▸ ENTRIES:
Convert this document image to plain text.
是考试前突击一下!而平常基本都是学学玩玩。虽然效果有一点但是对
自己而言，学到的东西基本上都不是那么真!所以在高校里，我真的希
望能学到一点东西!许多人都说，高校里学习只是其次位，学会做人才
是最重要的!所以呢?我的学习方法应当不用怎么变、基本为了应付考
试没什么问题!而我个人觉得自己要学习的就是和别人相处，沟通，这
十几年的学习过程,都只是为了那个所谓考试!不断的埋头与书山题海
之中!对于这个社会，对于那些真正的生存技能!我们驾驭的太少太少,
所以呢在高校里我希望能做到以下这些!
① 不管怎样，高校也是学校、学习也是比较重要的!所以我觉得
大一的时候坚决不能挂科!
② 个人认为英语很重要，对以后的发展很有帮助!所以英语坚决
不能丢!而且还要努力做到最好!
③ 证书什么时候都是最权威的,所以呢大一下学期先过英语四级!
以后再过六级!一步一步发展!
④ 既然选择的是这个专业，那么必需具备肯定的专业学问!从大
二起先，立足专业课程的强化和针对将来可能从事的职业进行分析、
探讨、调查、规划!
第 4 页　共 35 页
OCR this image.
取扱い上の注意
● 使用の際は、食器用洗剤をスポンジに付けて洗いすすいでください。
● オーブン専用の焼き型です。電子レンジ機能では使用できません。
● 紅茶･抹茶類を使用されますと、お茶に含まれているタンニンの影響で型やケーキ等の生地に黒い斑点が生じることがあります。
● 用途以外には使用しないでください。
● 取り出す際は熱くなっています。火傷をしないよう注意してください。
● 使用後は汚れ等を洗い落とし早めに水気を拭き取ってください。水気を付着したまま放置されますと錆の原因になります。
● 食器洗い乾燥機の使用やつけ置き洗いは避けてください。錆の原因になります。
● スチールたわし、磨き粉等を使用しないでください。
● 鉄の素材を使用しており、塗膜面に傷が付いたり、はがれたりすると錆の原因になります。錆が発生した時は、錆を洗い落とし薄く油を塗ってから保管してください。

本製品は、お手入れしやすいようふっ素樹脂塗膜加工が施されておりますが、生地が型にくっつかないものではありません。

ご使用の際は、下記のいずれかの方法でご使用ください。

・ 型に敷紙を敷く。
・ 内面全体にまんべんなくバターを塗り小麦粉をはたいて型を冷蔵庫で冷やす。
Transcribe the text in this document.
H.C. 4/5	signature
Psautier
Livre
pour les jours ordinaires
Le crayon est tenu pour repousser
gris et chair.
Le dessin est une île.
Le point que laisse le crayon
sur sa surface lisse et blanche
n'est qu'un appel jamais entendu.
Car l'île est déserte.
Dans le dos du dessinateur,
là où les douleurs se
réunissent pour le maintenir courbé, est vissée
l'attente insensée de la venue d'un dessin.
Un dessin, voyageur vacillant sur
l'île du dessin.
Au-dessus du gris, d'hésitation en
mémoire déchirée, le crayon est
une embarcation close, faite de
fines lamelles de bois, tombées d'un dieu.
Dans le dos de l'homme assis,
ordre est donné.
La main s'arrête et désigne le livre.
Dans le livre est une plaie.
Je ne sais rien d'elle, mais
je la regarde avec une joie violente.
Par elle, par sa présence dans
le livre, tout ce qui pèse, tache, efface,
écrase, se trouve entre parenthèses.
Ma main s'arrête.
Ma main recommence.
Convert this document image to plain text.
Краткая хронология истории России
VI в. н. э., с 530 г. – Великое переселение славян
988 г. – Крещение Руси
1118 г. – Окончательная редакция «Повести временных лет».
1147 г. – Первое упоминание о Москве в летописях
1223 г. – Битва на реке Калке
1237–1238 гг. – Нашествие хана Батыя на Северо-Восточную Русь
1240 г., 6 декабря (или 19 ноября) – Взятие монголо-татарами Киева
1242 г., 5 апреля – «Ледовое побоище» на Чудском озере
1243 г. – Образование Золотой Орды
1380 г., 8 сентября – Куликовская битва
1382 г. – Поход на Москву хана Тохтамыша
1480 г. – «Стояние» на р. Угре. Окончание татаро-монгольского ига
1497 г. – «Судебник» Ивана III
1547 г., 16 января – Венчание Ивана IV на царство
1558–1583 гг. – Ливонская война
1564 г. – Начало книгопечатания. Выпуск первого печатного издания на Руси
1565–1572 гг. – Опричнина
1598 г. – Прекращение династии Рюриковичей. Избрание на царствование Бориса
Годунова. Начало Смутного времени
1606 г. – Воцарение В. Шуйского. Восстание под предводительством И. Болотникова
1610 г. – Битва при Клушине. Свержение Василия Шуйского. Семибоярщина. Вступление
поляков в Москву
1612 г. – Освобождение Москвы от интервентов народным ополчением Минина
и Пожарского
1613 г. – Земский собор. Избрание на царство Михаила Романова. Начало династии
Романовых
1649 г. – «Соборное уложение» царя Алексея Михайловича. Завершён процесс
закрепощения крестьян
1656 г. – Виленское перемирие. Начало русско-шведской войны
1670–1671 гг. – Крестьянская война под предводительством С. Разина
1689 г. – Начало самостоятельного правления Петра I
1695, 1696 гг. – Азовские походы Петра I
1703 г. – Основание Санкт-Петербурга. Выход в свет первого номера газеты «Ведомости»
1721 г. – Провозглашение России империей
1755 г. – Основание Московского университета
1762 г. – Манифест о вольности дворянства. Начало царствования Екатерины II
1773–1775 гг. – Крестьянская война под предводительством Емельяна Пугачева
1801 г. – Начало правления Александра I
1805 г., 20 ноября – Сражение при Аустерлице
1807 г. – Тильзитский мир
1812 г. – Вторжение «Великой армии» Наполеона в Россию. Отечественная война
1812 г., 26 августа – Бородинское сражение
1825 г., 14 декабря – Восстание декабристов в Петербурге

▸ WHAT IS REQUIRED: Establish how many lines of the records contain the string "gris" and state that number without elaboration.

▸ SOLUTION TO THIS EXERCISE: 2